Chart and figure data:
'''

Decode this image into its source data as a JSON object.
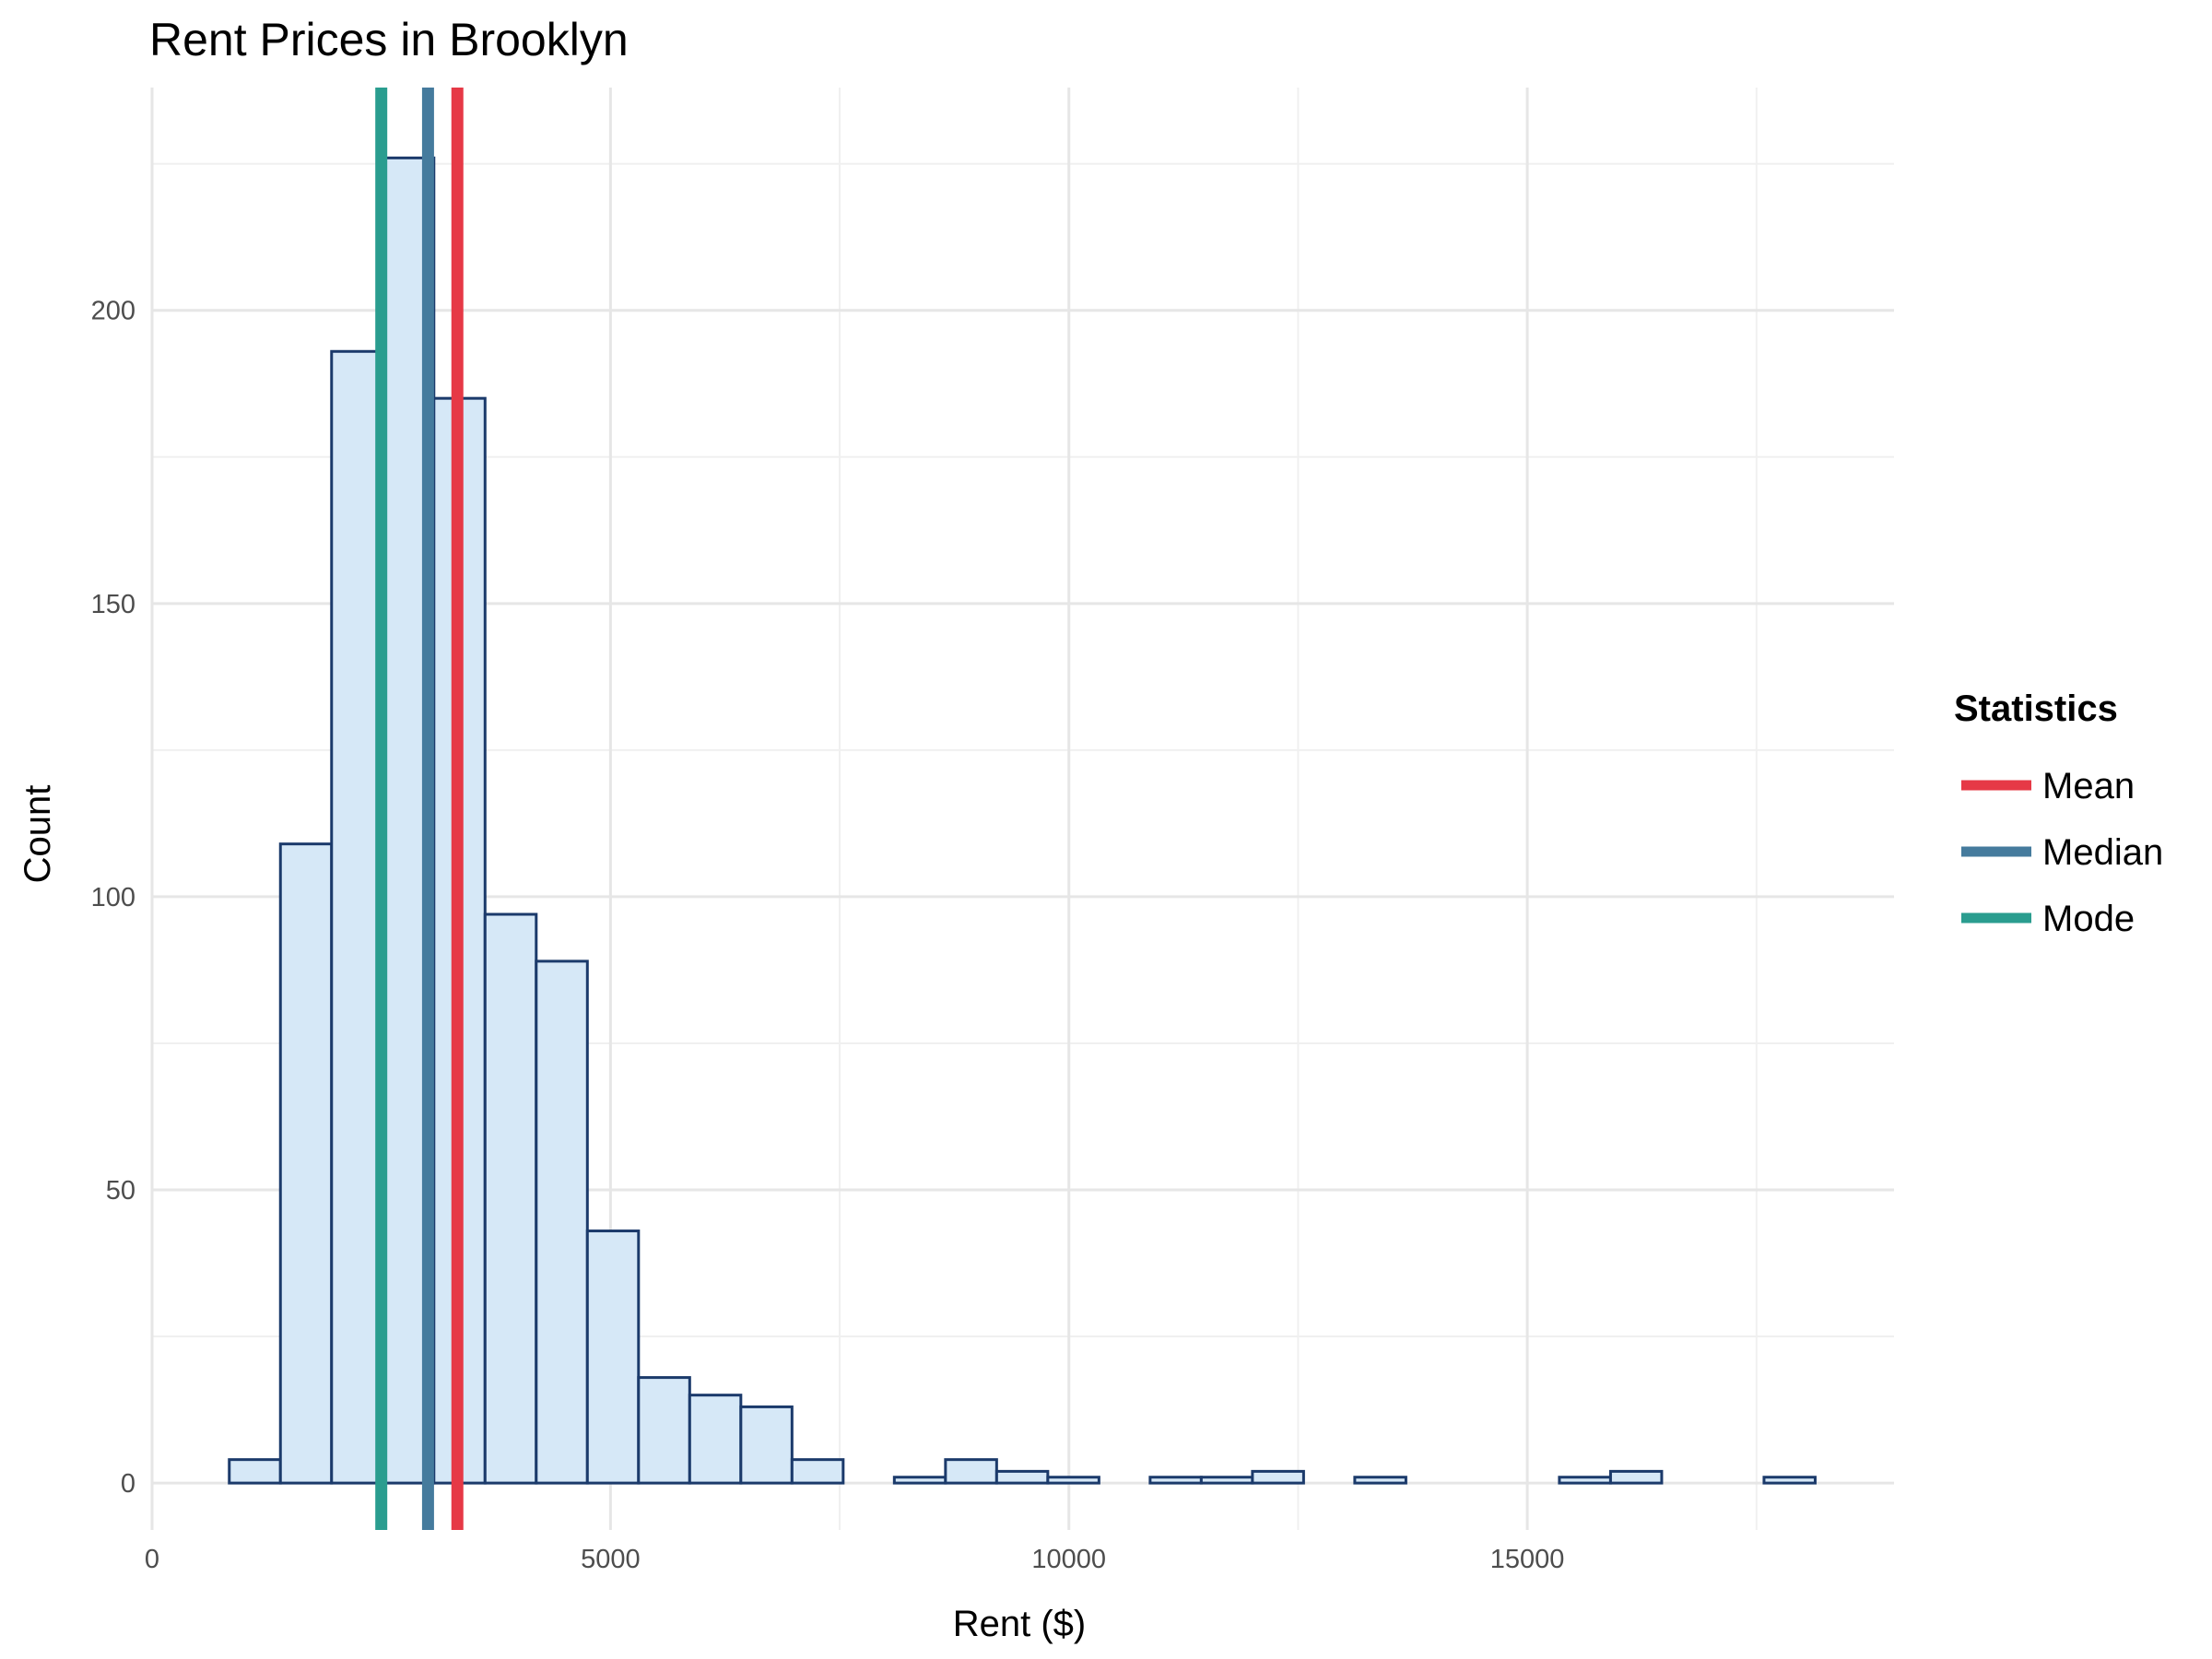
{
  "chart_data": {
    "type": "bar",
    "title": "Rent Prices in Brooklyn",
    "xlabel": "Rent ($)",
    "ylabel": "Count",
    "xlim": [
      0,
      19000
    ],
    "ylim": [
      -8,
      238
    ],
    "x_ticks": [
      0,
      5000,
      10000,
      15000
    ],
    "x_tick_labels": [
      "0",
      "5000",
      "10000",
      "15000"
    ],
    "y_ticks": [
      0,
      50,
      100,
      150,
      200
    ],
    "y_tick_labels": [
      "0",
      "50",
      "100",
      "150",
      "200"
    ],
    "grid": true,
    "bin_width": 558,
    "bins": [
      {
        "x0": 842,
        "x1": 1400,
        "count": 4
      },
      {
        "x0": 1400,
        "x1": 1958,
        "count": 109
      },
      {
        "x0": 1958,
        "x1": 2516,
        "count": 193
      },
      {
        "x0": 2516,
        "x1": 3074,
        "count": 226
      },
      {
        "x0": 3074,
        "x1": 3632,
        "count": 185
      },
      {
        "x0": 3632,
        "x1": 4190,
        "count": 97
      },
      {
        "x0": 4190,
        "x1": 4748,
        "count": 89
      },
      {
        "x0": 4748,
        "x1": 5306,
        "count": 43
      },
      {
        "x0": 5306,
        "x1": 5864,
        "count": 18
      },
      {
        "x0": 5864,
        "x1": 6422,
        "count": 15
      },
      {
        "x0": 6422,
        "x1": 6980,
        "count": 13
      },
      {
        "x0": 6980,
        "x1": 7538,
        "count": 4
      },
      {
        "x0": 7538,
        "x1": 8096,
        "count": 0
      },
      {
        "x0": 8096,
        "x1": 8654,
        "count": 1
      },
      {
        "x0": 8654,
        "x1": 9212,
        "count": 4
      },
      {
        "x0": 9212,
        "x1": 9770,
        "count": 2
      },
      {
        "x0": 9770,
        "x1": 10328,
        "count": 1
      },
      {
        "x0": 10328,
        "x1": 10886,
        "count": 0
      },
      {
        "x0": 10886,
        "x1": 11444,
        "count": 1
      },
      {
        "x0": 11444,
        "x1": 12002,
        "count": 1
      },
      {
        "x0": 12002,
        "x1": 12560,
        "count": 2
      },
      {
        "x0": 12560,
        "x1": 13118,
        "count": 0
      },
      {
        "x0": 13118,
        "x1": 13676,
        "count": 1
      },
      {
        "x0": 13676,
        "x1": 14234,
        "count": 0
      },
      {
        "x0": 14234,
        "x1": 14792,
        "count": 0
      },
      {
        "x0": 14792,
        "x1": 15350,
        "count": 0
      },
      {
        "x0": 15350,
        "x1": 15908,
        "count": 1
      },
      {
        "x0": 15908,
        "x1": 16466,
        "count": 2
      },
      {
        "x0": 16466,
        "x1": 17024,
        "count": 0
      },
      {
        "x0": 17024,
        "x1": 17582,
        "count": 0
      },
      {
        "x0": 17582,
        "x1": 18140,
        "count": 1
      }
    ],
    "bar_fill": "#d6e8f7",
    "bar_stroke": "#1b3a6b",
    "legend_title": "Statistics",
    "legend_position": "right",
    "reference_lines": [
      {
        "name": "Mean",
        "x": 3330,
        "color": "#e63946"
      },
      {
        "name": "Median",
        "x": 3010,
        "color": "#457b9d"
      },
      {
        "name": "Mode",
        "x": 2500,
        "color": "#2a9d8f"
      }
    ]
  }
}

'''

* [Written problem]:
Except for the pictures, reproduce every line exactly.

* [Response to this task]:
Decode this image into its source data as a JSON object.
{
  "chart_data": {
    "type": "bar",
    "title": "Rent Prices in Brooklyn",
    "xlabel": "Rent ($)",
    "ylabel": "Count",
    "xlim": [
      0,
      19000
    ],
    "ylim": [
      -8,
      238
    ],
    "x_ticks": [
      0,
      5000,
      10000,
      15000
    ],
    "x_tick_labels": [
      "0",
      "5000",
      "10000",
      "15000"
    ],
    "y_ticks": [
      0,
      50,
      100,
      150,
      200
    ],
    "y_tick_labels": [
      "0",
      "50",
      "100",
      "150",
      "200"
    ],
    "grid": true,
    "bin_width": 558,
    "bins": [
      {
        "x0": 842,
        "x1": 1400,
        "count": 4
      },
      {
        "x0": 1400,
        "x1": 1958,
        "count": 109
      },
      {
        "x0": 1958,
        "x1": 2516,
        "count": 193
      },
      {
        "x0": 2516,
        "x1": 3074,
        "count": 226
      },
      {
        "x0": 3074,
        "x1": 3632,
        "count": 185
      },
      {
        "x0": 3632,
        "x1": 4190,
        "count": 97
      },
      {
        "x0": 4190,
        "x1": 4748,
        "count": 89
      },
      {
        "x0": 4748,
        "x1": 5306,
        "count": 43
      },
      {
        "x0": 5306,
        "x1": 5864,
        "count": 18
      },
      {
        "x0": 5864,
        "x1": 6422,
        "count": 15
      },
      {
        "x0": 6422,
        "x1": 6980,
        "count": 13
      },
      {
        "x0": 6980,
        "x1": 7538,
        "count": 4
      },
      {
        "x0": 7538,
        "x1": 8096,
        "count": 0
      },
      {
        "x0": 8096,
        "x1": 8654,
        "count": 1
      },
      {
        "x0": 8654,
        "x1": 9212,
        "count": 4
      },
      {
        "x0": 9212,
        "x1": 9770,
        "count": 2
      },
      {
        "x0": 9770,
        "x1": 10328,
        "count": 1
      },
      {
        "x0": 10328,
        "x1": 10886,
        "count": 0
      },
      {
        "x0": 10886,
        "x1": 11444,
        "count": 1
      },
      {
        "x0": 11444,
        "x1": 12002,
        "count": 1
      },
      {
        "x0": 12002,
        "x1": 12560,
        "count": 2
      },
      {
        "x0": 12560,
        "x1": 13118,
        "count": 0
      },
      {
        "x0": 13118,
        "x1": 13676,
        "count": 1
      },
      {
        "x0": 13676,
        "x1": 14234,
        "count": 0
      },
      {
        "x0": 14234,
        "x1": 14792,
        "count": 0
      },
      {
        "x0": 14792,
        "x1": 15350,
        "count": 0
      },
      {
        "x0": 15350,
        "x1": 15908,
        "count": 1
      },
      {
        "x0": 15908,
        "x1": 16466,
        "count": 2
      },
      {
        "x0": 16466,
        "x1": 17024,
        "count": 0
      },
      {
        "x0": 17024,
        "x1": 17582,
        "count": 0
      },
      {
        "x0": 17582,
        "x1": 18140,
        "count": 1
      }
    ],
    "bar_fill": "#d6e8f7",
    "bar_stroke": "#1b3a6b",
    "legend_title": "Statistics",
    "legend_position": "right",
    "reference_lines": [
      {
        "name": "Mean",
        "x": 3330,
        "color": "#e63946"
      },
      {
        "name": "Median",
        "x": 3010,
        "color": "#457b9d"
      },
      {
        "name": "Mode",
        "x": 2500,
        "color": "#2a9d8f"
      }
    ]
  }
}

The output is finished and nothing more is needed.